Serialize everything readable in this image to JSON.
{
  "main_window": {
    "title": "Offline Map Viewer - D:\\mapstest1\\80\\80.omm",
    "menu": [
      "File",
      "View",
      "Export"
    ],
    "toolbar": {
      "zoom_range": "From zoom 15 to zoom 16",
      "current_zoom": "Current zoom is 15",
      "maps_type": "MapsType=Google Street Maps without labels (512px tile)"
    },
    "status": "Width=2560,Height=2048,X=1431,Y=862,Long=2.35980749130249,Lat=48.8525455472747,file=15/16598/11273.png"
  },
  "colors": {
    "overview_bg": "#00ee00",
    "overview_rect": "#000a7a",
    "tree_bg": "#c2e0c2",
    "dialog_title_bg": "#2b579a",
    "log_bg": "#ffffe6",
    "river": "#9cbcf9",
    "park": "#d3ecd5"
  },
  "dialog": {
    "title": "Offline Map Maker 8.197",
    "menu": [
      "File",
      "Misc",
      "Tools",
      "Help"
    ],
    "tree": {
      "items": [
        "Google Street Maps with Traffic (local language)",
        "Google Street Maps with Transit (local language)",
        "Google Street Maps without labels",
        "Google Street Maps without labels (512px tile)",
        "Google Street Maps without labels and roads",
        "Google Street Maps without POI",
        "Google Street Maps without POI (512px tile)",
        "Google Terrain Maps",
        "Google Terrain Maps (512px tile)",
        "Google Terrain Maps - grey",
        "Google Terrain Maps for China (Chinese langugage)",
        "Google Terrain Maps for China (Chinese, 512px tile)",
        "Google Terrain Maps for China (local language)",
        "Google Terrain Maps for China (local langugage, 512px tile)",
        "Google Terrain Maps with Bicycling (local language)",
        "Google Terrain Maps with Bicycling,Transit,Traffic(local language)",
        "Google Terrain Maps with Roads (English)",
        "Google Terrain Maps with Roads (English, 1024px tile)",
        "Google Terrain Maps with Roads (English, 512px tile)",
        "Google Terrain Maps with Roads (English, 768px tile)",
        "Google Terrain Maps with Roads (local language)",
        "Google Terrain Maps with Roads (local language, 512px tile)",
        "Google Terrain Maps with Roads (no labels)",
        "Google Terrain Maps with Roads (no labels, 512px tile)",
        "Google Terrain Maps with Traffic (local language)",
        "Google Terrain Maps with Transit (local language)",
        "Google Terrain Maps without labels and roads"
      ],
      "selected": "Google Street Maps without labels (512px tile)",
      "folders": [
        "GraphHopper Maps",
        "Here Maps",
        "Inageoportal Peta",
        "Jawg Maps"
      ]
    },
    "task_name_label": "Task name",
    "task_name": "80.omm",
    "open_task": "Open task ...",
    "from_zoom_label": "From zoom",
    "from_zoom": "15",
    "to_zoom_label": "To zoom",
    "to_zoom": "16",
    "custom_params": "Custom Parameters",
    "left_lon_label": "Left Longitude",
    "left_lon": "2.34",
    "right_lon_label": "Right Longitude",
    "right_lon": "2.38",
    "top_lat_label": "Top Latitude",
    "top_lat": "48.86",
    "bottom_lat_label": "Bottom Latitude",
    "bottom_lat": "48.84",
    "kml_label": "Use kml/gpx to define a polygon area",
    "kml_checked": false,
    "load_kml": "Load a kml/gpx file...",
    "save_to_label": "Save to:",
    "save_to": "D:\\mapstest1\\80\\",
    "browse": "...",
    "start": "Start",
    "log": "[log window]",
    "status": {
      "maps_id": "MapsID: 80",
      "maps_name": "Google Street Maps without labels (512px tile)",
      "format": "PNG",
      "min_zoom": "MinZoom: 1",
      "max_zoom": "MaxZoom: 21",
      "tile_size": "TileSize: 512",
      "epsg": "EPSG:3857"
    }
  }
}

• • • • • • •

Find the lines holding "labels" and list every one.

      "maps_type": "MapsType=Google Street Maps without labels (512px tile)"
        "Google Street Maps without labels",
        "Google Street Maps without labels (512px tile)",
        "Google Street Maps without labels and roads",
        "Google Terrain Maps with Roads (no labels)",
        "Google Terrain Maps with Roads (no labels, 512px tile)",
        "Google Terrain Maps without labels and roads"
      "selected": "Google Street Maps without labels (512px tile)",
      "maps_name": "Google Street Maps without labels (512px tile)",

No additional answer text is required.